▶ Exercise instructions
Below, find each line holding "code" and state how many there are, using the number alone.

<<<<

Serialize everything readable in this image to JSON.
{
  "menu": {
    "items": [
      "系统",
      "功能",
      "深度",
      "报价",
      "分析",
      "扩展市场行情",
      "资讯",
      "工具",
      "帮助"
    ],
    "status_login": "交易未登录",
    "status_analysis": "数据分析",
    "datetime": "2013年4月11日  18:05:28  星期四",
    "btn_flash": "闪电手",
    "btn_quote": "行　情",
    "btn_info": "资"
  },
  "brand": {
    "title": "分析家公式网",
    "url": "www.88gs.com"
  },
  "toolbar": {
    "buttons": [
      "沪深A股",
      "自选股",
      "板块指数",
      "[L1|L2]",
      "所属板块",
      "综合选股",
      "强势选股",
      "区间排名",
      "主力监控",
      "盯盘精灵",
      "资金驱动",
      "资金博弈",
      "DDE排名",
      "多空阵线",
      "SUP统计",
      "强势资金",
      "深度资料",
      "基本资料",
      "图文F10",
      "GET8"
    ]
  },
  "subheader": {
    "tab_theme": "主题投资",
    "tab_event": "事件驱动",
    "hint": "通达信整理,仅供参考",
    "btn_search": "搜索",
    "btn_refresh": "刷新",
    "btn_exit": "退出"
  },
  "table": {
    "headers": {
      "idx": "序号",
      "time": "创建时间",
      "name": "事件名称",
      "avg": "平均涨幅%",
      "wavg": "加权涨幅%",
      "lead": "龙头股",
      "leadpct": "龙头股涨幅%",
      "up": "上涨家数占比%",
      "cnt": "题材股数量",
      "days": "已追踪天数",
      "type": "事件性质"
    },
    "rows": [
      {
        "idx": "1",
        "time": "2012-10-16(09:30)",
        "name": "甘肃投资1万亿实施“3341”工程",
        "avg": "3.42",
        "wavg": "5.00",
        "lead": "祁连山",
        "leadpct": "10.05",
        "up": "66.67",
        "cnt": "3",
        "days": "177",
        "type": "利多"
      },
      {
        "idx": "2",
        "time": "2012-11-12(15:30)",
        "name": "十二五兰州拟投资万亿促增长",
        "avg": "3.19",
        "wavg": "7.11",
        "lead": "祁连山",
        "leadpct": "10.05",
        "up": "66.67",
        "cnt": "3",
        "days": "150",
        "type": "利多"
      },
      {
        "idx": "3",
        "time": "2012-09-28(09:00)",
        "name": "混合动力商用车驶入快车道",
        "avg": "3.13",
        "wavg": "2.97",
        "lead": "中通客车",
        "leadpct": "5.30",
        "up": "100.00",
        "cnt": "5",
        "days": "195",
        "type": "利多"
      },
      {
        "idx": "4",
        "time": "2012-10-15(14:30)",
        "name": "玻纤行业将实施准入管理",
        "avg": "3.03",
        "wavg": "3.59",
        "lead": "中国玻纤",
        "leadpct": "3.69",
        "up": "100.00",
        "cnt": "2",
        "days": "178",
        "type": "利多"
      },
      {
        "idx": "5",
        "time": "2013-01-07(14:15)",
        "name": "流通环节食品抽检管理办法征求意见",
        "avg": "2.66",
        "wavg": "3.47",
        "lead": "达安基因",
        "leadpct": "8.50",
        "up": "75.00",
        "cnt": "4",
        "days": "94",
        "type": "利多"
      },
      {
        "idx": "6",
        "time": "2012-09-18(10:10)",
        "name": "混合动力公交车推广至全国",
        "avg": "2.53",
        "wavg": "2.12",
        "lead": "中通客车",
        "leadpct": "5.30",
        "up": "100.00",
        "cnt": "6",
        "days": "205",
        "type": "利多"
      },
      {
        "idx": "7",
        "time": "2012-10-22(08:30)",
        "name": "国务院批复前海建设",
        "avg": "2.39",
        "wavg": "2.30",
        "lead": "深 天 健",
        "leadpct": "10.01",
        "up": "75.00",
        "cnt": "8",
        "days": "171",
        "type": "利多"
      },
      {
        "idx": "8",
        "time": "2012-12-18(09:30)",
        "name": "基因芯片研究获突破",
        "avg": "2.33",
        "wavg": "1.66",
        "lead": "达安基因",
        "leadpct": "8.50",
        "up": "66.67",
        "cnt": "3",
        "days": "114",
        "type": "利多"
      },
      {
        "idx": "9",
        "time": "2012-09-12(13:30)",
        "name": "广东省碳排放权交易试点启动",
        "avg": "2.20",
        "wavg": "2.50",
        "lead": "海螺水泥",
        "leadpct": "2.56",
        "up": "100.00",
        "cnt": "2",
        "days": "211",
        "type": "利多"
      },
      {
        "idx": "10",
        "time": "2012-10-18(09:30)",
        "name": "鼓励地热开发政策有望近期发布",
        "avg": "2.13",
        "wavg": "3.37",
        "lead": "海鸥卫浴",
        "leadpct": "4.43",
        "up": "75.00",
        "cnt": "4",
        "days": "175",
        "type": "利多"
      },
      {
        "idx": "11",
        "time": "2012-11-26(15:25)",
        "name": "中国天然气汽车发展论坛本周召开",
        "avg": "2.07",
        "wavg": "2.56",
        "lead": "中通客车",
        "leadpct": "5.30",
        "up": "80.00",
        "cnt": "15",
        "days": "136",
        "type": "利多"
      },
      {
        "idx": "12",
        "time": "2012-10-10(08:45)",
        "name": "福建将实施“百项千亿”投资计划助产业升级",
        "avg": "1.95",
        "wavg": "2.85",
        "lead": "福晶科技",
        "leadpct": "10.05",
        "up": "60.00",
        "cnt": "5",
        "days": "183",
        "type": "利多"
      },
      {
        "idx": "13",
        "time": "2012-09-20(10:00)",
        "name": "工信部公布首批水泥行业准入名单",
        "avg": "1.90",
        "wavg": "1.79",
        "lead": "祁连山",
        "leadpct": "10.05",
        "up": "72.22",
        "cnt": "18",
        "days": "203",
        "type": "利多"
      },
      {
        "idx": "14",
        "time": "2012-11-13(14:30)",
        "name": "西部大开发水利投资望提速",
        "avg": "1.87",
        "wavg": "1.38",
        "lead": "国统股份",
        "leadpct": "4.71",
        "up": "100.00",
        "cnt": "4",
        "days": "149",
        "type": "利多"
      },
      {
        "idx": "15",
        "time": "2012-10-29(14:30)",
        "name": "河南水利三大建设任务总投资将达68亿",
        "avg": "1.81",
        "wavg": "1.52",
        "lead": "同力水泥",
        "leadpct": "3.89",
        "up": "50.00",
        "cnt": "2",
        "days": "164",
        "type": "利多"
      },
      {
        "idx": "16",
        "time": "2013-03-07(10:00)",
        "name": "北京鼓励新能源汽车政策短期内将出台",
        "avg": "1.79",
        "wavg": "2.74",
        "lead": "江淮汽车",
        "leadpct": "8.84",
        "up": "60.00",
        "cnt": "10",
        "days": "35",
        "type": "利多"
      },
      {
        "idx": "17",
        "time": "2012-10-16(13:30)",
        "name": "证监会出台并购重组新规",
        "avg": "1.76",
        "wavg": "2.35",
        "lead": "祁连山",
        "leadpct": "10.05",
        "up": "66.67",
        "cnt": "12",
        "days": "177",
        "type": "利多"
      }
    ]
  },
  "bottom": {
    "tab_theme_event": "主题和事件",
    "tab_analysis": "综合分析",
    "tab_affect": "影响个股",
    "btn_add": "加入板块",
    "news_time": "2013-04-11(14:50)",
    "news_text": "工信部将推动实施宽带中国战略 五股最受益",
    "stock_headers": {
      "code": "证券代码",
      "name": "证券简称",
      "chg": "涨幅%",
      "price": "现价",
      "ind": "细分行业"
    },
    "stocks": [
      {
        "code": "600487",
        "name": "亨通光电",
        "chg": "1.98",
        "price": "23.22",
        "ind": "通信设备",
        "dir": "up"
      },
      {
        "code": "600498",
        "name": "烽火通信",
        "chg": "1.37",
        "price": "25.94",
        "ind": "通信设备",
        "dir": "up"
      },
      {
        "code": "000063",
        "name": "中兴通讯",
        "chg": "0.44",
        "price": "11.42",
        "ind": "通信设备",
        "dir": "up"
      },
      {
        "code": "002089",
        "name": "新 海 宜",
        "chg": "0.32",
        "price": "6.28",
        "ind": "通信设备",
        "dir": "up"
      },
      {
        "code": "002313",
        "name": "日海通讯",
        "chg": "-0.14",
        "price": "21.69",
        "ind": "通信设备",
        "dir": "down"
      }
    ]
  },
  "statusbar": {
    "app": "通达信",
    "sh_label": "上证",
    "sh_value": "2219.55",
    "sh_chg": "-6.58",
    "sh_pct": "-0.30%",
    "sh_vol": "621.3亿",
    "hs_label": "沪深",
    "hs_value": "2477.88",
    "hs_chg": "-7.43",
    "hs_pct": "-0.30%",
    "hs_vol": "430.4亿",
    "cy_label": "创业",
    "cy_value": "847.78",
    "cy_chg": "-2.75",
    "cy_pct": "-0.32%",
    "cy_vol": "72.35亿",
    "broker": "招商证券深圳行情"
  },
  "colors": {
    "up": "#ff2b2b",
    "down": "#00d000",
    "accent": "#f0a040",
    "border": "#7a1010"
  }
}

>>>>

▶ Finished task
6